**Task prompt**
Pick out every line holding the string "this" and copy it.

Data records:
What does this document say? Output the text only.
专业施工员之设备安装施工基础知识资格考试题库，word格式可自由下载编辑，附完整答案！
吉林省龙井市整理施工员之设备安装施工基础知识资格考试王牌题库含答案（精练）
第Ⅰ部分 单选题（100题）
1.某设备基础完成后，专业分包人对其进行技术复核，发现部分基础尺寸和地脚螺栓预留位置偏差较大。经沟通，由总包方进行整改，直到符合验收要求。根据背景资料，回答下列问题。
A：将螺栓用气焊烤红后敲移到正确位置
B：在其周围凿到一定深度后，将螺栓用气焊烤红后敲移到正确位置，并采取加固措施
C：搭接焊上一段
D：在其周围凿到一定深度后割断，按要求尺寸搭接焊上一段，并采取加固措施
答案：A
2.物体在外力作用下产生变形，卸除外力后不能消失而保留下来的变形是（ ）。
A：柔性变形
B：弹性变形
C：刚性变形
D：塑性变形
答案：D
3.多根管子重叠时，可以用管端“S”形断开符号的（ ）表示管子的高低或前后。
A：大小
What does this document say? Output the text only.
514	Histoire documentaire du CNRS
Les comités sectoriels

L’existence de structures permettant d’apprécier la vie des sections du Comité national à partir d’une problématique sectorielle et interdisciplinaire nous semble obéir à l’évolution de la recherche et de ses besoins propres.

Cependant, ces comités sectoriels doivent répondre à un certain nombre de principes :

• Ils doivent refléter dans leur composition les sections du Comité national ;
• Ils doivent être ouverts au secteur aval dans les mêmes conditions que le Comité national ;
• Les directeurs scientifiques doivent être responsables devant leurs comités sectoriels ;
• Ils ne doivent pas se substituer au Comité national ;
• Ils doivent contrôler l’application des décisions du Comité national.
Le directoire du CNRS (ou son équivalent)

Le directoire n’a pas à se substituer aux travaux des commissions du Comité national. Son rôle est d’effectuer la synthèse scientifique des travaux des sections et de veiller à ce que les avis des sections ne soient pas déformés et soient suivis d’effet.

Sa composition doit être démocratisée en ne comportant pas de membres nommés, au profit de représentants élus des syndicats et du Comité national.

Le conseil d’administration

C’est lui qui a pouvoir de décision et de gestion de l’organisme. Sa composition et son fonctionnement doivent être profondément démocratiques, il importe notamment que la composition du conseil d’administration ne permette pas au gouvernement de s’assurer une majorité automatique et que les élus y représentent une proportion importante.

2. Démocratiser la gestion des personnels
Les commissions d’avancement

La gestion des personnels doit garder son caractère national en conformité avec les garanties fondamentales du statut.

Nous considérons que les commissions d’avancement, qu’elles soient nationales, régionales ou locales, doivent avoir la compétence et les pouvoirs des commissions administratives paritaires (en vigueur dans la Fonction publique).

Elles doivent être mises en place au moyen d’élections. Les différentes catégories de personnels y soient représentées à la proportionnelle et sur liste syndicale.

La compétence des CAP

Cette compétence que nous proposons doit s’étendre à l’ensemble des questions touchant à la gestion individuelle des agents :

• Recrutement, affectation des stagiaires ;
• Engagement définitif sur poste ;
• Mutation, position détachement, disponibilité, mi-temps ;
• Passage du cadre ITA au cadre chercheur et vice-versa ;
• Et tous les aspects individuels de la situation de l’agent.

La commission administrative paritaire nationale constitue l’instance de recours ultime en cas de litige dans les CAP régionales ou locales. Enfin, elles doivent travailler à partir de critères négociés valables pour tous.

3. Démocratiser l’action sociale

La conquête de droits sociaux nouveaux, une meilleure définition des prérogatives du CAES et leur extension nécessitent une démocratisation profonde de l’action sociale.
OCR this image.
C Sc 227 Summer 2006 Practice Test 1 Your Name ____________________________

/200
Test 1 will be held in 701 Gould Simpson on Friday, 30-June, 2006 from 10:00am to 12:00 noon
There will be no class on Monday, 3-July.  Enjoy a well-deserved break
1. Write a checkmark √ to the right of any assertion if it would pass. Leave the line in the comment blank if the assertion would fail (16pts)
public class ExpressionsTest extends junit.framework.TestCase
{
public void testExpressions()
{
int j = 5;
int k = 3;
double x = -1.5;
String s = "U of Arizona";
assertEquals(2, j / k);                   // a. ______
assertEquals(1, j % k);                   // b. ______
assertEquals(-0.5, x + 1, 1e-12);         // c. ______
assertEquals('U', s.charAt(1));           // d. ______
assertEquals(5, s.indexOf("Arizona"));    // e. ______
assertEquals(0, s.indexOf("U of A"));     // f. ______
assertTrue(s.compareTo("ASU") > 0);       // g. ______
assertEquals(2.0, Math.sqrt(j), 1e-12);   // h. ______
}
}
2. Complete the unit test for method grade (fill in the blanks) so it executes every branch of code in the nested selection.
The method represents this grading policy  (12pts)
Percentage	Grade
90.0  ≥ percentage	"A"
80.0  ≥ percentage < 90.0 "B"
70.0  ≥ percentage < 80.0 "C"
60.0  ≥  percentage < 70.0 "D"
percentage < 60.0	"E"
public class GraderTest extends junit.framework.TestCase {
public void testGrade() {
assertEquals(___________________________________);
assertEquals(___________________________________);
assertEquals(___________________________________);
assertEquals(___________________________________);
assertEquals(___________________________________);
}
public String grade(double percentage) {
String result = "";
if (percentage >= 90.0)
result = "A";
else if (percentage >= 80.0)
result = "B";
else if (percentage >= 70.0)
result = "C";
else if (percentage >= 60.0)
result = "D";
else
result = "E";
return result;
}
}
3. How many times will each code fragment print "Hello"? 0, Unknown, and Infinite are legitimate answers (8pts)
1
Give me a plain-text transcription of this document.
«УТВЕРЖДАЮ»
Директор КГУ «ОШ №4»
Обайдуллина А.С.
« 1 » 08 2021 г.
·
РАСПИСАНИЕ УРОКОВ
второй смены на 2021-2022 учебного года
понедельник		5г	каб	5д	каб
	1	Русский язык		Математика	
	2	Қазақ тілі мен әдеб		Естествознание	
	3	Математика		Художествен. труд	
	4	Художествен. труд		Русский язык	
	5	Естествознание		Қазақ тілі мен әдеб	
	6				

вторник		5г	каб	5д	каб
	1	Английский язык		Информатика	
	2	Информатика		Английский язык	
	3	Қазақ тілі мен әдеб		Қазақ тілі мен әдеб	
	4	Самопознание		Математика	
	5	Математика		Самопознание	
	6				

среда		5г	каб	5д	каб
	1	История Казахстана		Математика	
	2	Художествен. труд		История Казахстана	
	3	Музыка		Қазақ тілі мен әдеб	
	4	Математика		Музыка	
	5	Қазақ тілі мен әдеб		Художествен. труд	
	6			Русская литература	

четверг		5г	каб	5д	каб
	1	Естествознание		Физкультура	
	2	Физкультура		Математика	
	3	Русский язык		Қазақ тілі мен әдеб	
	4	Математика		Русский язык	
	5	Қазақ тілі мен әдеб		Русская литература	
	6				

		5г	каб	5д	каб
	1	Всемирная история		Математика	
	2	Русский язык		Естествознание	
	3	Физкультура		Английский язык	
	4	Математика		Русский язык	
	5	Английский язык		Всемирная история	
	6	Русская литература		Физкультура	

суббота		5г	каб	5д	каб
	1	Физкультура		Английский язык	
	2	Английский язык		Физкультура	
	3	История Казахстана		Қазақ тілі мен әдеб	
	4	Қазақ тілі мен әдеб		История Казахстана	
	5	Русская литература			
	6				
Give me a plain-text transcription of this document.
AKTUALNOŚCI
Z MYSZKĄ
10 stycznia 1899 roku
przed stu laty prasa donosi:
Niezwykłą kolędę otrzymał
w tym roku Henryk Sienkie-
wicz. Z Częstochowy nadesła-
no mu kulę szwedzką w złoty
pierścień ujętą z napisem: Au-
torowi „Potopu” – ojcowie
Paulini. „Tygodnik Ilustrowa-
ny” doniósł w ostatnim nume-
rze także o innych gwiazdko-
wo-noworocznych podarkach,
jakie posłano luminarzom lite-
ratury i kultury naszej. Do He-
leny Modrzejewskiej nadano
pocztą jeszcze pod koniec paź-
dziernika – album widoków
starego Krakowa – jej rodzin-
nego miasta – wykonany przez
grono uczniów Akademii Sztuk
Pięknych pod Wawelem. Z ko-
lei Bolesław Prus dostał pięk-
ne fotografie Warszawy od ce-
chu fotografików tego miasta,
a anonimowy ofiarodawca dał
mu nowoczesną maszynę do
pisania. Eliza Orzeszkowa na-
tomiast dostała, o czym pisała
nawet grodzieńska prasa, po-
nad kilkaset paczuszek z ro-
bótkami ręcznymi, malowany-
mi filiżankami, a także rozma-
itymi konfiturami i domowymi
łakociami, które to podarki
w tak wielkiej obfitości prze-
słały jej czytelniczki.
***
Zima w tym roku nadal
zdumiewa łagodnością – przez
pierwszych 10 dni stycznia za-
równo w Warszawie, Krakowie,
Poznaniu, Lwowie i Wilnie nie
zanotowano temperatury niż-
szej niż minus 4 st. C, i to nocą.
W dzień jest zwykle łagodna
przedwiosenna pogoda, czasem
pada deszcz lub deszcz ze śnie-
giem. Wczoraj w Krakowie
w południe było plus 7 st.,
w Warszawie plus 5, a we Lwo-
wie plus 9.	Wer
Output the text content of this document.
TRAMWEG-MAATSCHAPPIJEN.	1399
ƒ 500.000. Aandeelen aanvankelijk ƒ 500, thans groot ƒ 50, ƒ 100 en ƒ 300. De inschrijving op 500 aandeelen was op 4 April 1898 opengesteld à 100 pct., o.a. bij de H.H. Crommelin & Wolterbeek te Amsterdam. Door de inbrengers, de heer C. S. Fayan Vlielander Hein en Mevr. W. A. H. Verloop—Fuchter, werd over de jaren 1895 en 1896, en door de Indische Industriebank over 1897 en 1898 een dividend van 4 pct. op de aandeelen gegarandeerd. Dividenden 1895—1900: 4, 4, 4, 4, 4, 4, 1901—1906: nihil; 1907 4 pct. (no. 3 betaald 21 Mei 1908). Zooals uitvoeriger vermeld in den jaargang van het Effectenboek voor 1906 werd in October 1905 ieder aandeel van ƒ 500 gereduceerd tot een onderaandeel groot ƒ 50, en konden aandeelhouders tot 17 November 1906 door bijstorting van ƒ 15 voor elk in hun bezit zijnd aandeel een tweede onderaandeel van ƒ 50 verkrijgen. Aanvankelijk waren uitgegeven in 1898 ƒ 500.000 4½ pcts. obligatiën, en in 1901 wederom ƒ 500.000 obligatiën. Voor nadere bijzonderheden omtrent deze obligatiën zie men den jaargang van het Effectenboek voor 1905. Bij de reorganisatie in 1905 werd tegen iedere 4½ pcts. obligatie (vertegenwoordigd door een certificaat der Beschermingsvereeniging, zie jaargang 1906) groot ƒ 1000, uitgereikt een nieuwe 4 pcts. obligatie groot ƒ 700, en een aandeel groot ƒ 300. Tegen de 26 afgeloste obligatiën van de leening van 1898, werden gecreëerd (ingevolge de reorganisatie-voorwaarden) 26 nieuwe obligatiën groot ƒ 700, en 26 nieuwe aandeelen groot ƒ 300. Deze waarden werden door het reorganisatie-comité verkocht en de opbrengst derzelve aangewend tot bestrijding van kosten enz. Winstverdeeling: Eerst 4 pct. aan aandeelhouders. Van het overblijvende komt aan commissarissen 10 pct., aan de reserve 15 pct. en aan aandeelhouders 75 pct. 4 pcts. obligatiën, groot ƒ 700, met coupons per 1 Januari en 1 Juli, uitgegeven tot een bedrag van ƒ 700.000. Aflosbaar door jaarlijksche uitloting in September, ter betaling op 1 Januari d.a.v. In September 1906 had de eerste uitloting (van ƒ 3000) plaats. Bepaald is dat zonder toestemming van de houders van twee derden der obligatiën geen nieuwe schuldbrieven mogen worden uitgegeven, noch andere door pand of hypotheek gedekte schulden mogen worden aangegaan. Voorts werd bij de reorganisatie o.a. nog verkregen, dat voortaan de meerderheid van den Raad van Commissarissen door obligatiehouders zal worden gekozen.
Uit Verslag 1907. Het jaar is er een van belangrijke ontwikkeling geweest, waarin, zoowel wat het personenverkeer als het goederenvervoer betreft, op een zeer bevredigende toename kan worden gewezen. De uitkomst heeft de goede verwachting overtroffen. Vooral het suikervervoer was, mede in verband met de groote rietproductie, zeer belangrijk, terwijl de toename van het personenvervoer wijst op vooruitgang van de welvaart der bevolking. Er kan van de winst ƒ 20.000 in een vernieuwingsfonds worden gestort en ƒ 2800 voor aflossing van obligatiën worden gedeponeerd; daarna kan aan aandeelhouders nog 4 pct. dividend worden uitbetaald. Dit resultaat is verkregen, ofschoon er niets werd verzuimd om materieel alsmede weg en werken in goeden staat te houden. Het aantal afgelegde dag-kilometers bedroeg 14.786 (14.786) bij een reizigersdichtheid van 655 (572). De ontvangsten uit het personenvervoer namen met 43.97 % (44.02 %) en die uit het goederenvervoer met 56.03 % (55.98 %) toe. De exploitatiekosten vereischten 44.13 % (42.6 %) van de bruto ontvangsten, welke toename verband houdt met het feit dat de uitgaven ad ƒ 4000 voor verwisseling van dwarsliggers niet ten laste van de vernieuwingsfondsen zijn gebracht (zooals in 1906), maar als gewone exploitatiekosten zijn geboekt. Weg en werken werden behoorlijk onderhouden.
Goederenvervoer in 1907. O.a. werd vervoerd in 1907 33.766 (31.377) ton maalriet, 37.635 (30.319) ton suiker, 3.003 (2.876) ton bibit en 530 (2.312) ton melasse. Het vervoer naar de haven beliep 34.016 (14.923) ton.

**Completed task**
What does this document say? Output the text only.
What does this document say? Output the text only.
OCR this image.
The method represents this grading policy  (12pts)
Give me a plain-text transcription of this document.
Give me a plain-text transcription of this document.
Output the text content of this document.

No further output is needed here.